Requirements => Count how many lines contain the word "this". Please give only the number.

Input rows =>

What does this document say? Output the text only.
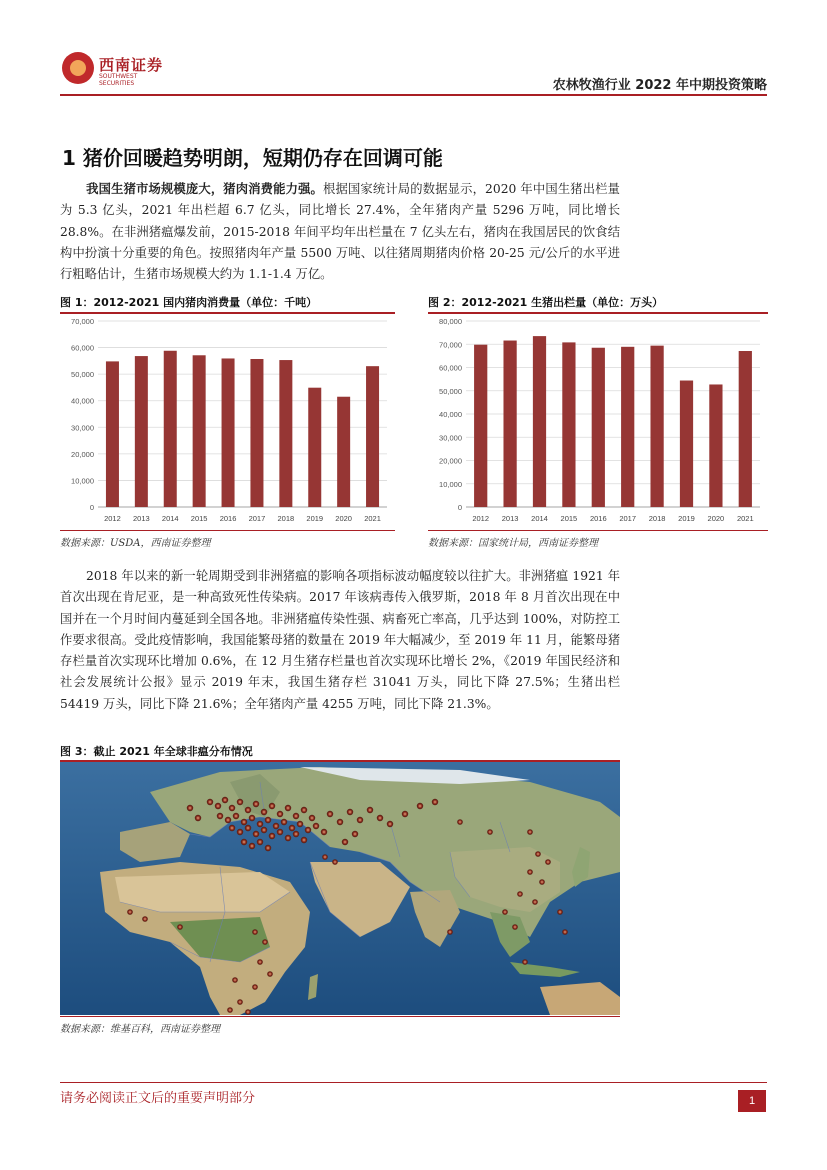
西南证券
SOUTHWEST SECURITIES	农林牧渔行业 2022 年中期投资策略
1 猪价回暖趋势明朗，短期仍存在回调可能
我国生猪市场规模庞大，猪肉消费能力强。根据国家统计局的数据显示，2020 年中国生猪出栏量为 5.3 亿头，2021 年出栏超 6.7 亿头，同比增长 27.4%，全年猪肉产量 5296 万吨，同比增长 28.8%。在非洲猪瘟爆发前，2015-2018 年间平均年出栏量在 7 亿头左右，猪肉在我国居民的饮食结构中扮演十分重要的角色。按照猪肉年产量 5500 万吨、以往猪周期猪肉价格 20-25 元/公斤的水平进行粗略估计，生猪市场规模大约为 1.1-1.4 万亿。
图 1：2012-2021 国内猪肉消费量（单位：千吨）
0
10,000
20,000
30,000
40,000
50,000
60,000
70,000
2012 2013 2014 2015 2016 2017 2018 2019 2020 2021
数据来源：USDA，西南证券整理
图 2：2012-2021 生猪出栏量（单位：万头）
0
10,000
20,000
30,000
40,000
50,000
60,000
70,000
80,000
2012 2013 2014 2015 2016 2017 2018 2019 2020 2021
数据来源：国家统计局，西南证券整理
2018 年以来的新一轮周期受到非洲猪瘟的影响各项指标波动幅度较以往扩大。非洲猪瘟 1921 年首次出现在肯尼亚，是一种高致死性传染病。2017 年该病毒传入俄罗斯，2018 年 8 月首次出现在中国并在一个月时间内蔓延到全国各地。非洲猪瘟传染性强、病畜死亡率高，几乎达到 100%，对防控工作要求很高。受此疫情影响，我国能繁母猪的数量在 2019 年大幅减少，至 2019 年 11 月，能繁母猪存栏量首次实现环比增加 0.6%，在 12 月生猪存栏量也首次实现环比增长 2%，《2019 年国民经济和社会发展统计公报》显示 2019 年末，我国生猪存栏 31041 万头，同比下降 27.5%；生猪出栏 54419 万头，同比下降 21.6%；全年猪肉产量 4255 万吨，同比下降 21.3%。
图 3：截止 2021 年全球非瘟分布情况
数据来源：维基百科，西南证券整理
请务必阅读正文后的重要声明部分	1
==
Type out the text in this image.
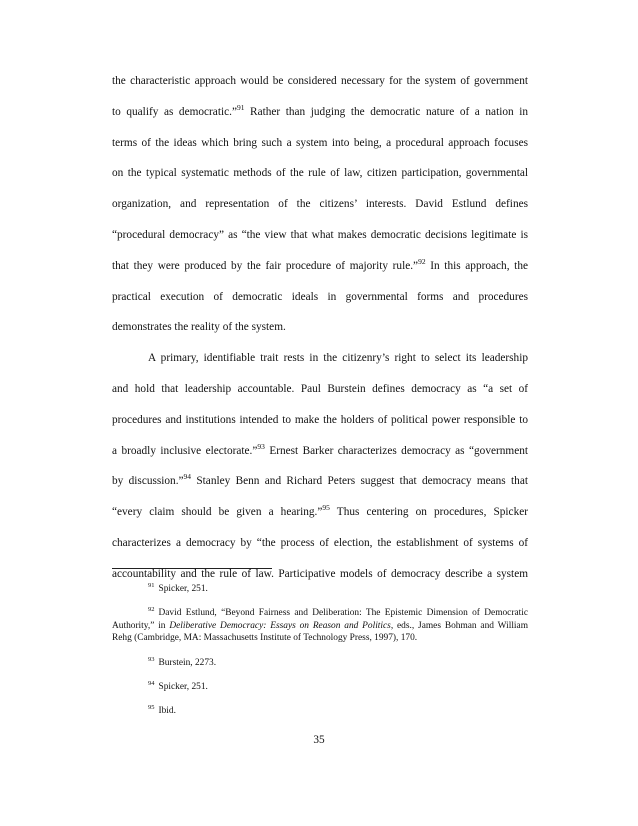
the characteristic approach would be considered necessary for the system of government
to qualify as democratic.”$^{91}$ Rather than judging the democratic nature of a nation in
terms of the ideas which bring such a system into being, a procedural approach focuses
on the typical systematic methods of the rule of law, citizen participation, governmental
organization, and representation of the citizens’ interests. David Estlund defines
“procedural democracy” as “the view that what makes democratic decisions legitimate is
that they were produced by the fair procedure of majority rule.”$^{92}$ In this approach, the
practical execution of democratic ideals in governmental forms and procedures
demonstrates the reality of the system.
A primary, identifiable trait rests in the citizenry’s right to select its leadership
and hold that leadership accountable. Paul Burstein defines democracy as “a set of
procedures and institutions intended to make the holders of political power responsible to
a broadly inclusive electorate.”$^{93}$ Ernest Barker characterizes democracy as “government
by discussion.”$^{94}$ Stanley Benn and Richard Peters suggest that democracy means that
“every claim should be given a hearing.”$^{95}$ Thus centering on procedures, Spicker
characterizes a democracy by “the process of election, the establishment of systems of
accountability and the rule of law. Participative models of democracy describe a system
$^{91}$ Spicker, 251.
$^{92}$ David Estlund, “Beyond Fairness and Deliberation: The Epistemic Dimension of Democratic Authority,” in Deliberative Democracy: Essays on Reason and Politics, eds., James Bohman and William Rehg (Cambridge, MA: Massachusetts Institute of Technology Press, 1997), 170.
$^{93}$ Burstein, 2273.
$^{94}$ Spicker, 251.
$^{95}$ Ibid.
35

Answer below => 3